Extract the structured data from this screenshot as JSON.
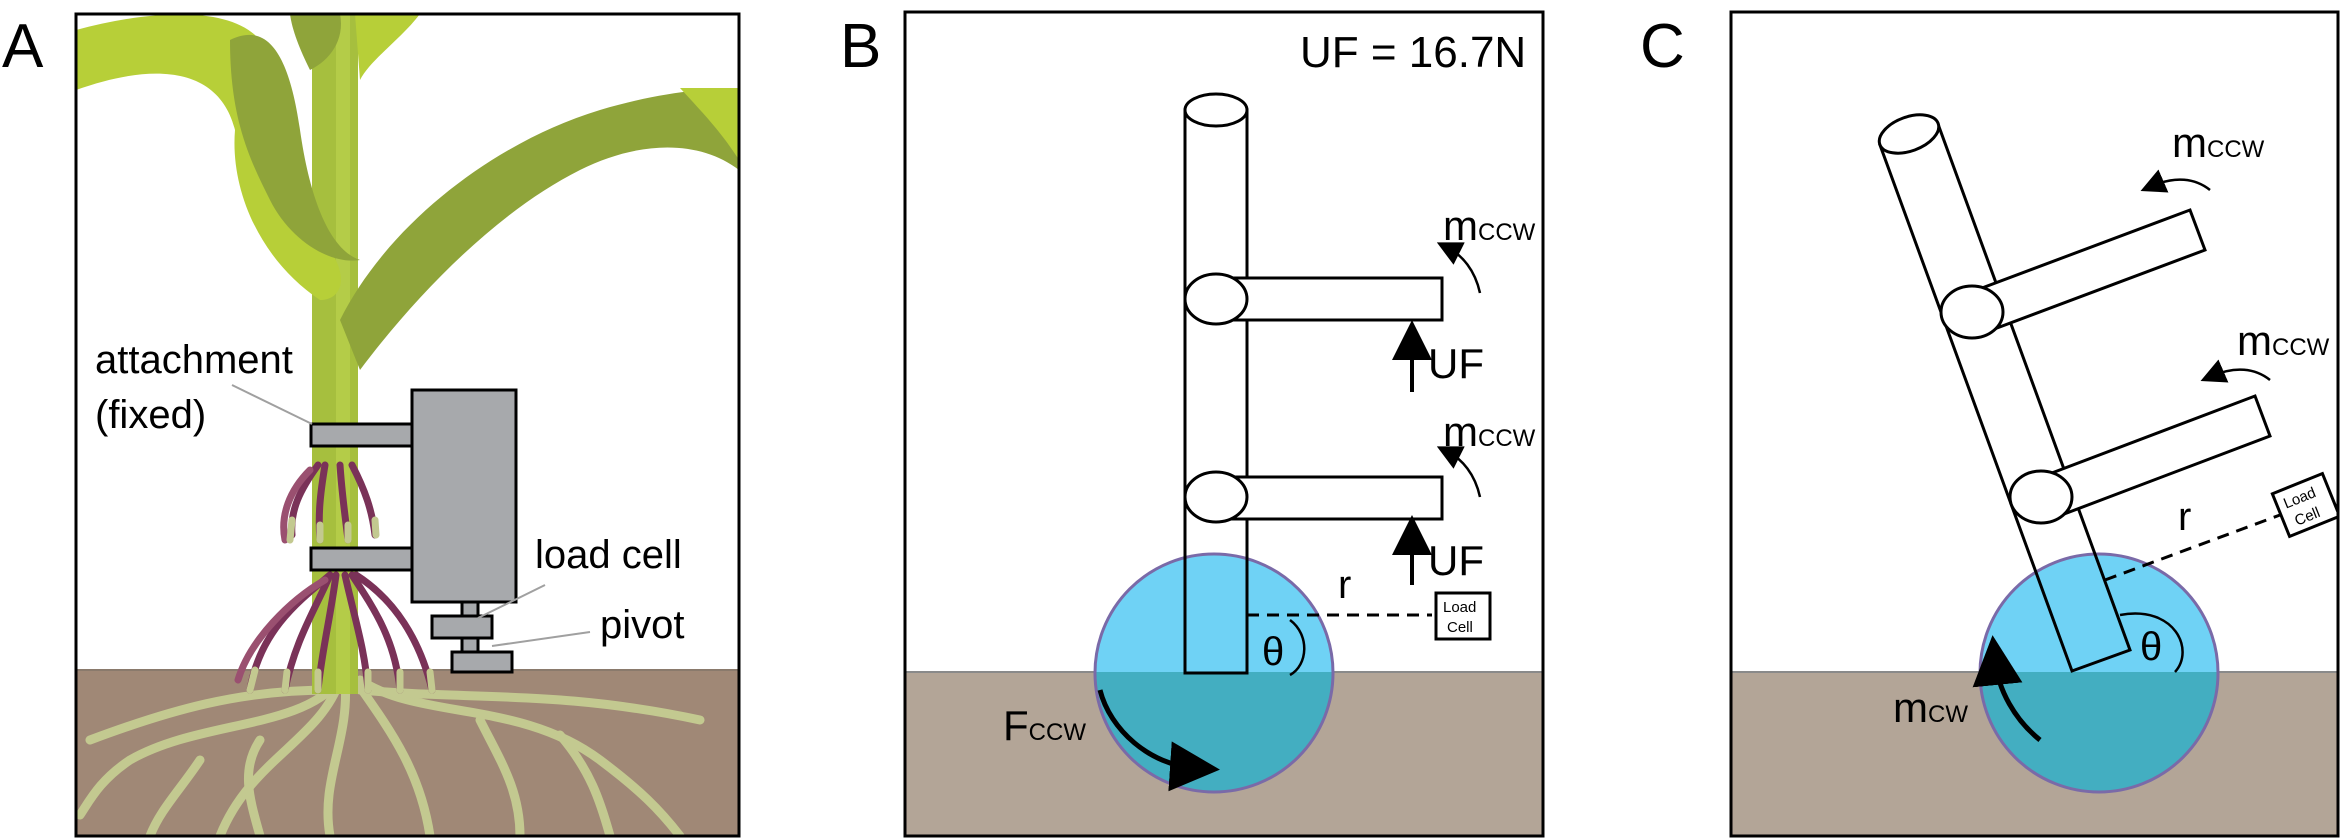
{
  "panel_a": {
    "letter": "A",
    "label_attachment_line1": "attachment",
    "label_attachment_line2": "(fixed)",
    "label_load_cell": "load cell",
    "label_pivot": "pivot"
  },
  "panel_b": {
    "letter": "B",
    "uf_value": "UF = 16.7N",
    "m_upper": "m",
    "m_upper_sub": "CCW",
    "uf_upper": "UF",
    "m_lower": "m",
    "m_lower_sub": "CCW",
    "uf_lower": "UF",
    "r_label": "r",
    "theta": "θ",
    "load_cell_line1": "Load",
    "load_cell_line2": "Cell",
    "f_label": "F",
    "f_sub": "CCW"
  },
  "panel_c": {
    "letter": "C",
    "m_upper": "m",
    "m_upper_sub": "CCW",
    "m_lower": "m",
    "m_lower_sub": "CCW",
    "r_label": "r",
    "theta": "θ",
    "load_cell_line1": "Load",
    "load_cell_line2": "Cell",
    "m_cw": "m",
    "m_cw_sub": "CW"
  },
  "colors": {
    "soil_a": "#a08876",
    "soil_bc": "#b3a597",
    "pivot_circle": "#6fd2f5",
    "pivot_circle_soil": "#43aec1",
    "leaf_light": "#b7cf38",
    "leaf_dark": "#8fa43a",
    "stem": "#a6bf3e",
    "root": "#c3c990",
    "device": "#a7a9ac",
    "brace_root": "#7a3258"
  }
}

__________________________________________________

• [Required task] Restate the whole listing above exactly, except for its images.

• [Response]
Extract the structured data from this screenshot as JSON.
{
  "panel_a": {
    "letter": "A",
    "label_attachment_line1": "attachment",
    "label_attachment_line2": "(fixed)",
    "label_load_cell": "load cell",
    "label_pivot": "pivot"
  },
  "panel_b": {
    "letter": "B",
    "uf_value": "UF = 16.7N",
    "m_upper": "m",
    "m_upper_sub": "CCW",
    "uf_upper": "UF",
    "m_lower": "m",
    "m_lower_sub": "CCW",
    "uf_lower": "UF",
    "r_label": "r",
    "theta": "θ",
    "load_cell_line1": "Load",
    "load_cell_line2": "Cell",
    "f_label": "F",
    "f_sub": "CCW"
  },
  "panel_c": {
    "letter": "C",
    "m_upper": "m",
    "m_upper_sub": "CCW",
    "m_lower": "m",
    "m_lower_sub": "CCW",
    "r_label": "r",
    "theta": "θ",
    "load_cell_line1": "Load",
    "load_cell_line2": "Cell",
    "m_cw": "m",
    "m_cw_sub": "CW"
  },
  "colors": {
    "soil_a": "#a08876",
    "soil_bc": "#b3a597",
    "pivot_circle": "#6fd2f5",
    "pivot_circle_soil": "#43aec1",
    "leaf_light": "#b7cf38",
    "leaf_dark": "#8fa43a",
    "stem": "#a6bf3e",
    "root": "#c3c990",
    "device": "#a7a9ac",
    "brace_root": "#7a3258"
  }
}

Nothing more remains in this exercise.